SUPPLIED RECORDS |
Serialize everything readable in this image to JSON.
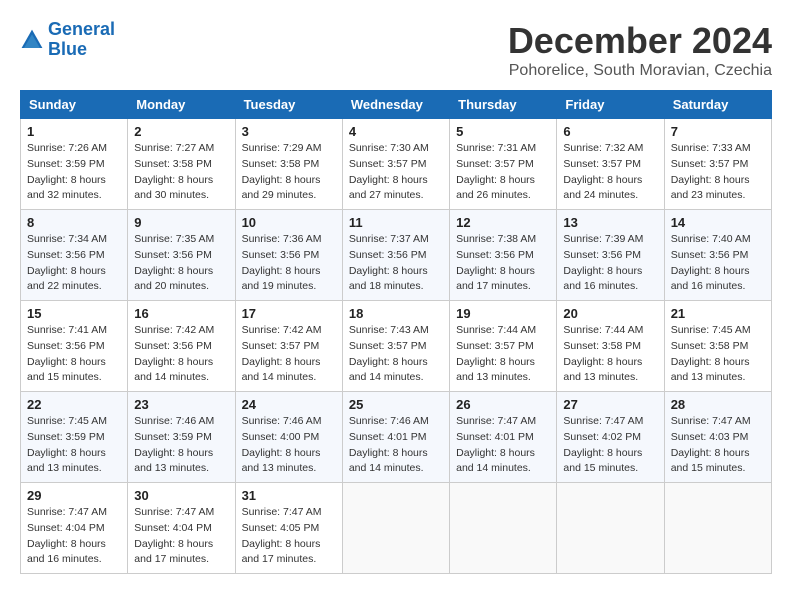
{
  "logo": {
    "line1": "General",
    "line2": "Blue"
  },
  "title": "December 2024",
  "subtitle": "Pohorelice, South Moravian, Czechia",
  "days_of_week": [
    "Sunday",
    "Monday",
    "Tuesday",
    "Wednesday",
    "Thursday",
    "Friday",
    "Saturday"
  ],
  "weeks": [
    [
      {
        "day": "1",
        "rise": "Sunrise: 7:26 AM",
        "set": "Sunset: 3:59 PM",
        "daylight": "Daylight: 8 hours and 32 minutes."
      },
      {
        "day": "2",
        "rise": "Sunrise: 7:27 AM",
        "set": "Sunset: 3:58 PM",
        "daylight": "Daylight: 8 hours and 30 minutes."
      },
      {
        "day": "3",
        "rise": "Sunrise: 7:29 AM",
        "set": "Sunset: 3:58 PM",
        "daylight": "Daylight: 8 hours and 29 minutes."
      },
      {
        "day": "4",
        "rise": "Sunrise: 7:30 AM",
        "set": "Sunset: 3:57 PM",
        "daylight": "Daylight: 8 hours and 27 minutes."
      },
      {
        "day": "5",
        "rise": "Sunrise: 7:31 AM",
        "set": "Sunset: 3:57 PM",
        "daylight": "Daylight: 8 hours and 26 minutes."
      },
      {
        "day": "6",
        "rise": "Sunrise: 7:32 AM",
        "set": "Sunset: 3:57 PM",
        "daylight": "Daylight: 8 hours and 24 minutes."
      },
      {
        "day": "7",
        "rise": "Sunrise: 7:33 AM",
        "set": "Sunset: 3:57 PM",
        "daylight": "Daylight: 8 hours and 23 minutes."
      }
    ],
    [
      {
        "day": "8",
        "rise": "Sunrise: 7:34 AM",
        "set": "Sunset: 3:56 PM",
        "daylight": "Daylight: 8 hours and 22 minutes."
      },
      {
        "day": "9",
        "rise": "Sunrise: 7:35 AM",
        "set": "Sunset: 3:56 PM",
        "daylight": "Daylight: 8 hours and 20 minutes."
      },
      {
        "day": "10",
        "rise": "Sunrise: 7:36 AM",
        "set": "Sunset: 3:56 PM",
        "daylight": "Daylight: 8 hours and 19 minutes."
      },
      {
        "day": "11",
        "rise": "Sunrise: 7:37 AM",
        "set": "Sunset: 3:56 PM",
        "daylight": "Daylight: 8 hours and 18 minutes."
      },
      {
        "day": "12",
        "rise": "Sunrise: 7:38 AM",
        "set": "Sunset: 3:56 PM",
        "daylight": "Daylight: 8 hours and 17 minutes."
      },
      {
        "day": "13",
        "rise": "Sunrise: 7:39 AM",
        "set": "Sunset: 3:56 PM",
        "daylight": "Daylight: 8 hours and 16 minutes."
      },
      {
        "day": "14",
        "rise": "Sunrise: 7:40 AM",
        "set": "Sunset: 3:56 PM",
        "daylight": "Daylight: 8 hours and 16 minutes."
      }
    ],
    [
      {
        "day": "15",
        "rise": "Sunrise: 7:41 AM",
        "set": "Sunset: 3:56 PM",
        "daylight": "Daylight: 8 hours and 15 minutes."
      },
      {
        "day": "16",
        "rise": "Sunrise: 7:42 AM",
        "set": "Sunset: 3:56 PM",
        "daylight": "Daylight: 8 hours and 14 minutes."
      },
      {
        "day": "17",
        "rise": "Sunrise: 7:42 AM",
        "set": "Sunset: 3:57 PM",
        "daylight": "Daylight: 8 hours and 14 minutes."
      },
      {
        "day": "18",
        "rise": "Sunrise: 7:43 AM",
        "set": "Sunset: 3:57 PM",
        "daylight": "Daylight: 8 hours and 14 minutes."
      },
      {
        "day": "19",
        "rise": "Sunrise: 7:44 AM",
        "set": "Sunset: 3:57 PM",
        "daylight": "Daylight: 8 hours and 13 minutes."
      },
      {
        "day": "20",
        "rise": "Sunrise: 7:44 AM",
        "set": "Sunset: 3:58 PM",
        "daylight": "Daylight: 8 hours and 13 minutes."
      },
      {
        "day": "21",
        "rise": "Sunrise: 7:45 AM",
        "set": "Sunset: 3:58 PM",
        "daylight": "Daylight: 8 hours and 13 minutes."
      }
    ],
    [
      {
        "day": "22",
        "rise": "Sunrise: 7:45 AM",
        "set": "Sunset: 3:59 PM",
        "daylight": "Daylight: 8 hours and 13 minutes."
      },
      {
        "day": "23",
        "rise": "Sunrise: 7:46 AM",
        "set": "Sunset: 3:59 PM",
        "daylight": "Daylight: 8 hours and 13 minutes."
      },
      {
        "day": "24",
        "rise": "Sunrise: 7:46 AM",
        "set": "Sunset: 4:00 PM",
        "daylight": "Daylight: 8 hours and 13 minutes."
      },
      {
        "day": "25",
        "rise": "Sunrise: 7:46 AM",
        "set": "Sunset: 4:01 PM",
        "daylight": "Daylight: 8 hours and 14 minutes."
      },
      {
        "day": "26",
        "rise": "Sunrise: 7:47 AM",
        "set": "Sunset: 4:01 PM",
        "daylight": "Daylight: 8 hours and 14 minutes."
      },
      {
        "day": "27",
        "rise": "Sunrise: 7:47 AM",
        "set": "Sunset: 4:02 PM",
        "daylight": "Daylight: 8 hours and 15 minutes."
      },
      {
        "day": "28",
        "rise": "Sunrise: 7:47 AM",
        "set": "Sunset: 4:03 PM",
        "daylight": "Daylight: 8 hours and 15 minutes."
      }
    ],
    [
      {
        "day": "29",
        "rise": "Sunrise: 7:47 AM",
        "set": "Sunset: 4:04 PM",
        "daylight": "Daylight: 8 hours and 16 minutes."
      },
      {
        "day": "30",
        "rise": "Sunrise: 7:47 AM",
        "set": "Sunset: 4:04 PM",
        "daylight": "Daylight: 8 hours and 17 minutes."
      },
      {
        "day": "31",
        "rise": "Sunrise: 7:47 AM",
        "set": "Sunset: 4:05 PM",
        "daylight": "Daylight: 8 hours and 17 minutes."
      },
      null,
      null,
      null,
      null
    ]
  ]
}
...
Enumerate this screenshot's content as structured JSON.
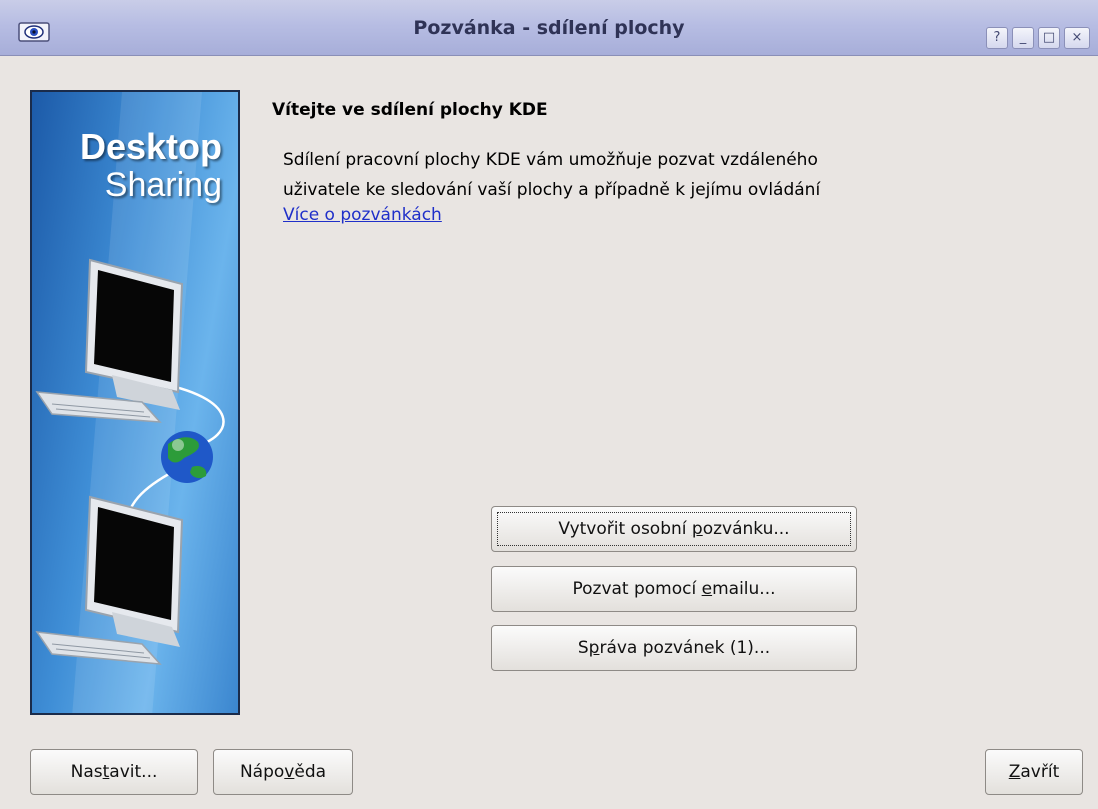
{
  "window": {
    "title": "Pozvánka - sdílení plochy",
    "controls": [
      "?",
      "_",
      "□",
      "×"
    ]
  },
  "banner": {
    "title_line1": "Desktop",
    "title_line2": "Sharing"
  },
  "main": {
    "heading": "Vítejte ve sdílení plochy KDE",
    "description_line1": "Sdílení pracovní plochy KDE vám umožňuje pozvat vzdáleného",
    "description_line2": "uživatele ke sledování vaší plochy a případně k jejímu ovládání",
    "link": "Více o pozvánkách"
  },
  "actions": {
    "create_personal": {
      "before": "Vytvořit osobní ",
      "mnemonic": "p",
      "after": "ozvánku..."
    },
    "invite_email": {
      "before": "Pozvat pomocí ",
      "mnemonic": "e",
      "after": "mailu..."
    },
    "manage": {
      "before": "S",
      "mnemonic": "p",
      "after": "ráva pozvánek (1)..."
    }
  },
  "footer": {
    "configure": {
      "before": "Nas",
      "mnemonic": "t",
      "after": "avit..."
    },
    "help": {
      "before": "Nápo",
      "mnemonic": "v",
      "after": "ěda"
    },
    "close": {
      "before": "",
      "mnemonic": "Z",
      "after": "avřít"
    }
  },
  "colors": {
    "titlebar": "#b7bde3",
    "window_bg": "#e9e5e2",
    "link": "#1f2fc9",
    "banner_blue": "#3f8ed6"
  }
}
--
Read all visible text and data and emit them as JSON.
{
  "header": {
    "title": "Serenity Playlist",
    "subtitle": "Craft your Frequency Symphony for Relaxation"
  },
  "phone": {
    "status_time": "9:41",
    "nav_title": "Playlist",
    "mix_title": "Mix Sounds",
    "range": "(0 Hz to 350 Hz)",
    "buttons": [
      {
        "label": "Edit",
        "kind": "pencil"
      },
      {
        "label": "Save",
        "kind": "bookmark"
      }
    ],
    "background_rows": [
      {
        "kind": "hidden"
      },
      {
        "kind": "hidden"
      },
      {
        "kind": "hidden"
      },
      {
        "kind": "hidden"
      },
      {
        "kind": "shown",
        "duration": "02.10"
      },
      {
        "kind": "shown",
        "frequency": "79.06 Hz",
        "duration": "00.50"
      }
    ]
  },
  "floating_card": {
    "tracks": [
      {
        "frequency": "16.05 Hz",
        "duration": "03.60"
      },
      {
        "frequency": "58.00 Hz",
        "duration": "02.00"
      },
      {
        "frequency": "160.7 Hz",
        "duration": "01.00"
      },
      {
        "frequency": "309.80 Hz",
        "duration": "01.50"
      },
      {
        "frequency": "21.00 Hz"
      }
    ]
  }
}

WHAT IS NEEDED |
Scan the material for lines with the word "mnemonic", and copy each line you find.

PROBLEM SOLUTION |
      "mnemonic": "p",
      "mnemonic": "e",
      "mnemonic": "p",
      "mnemonic": "t",
      "mnemonic": "v",
      "mnemonic": "Z",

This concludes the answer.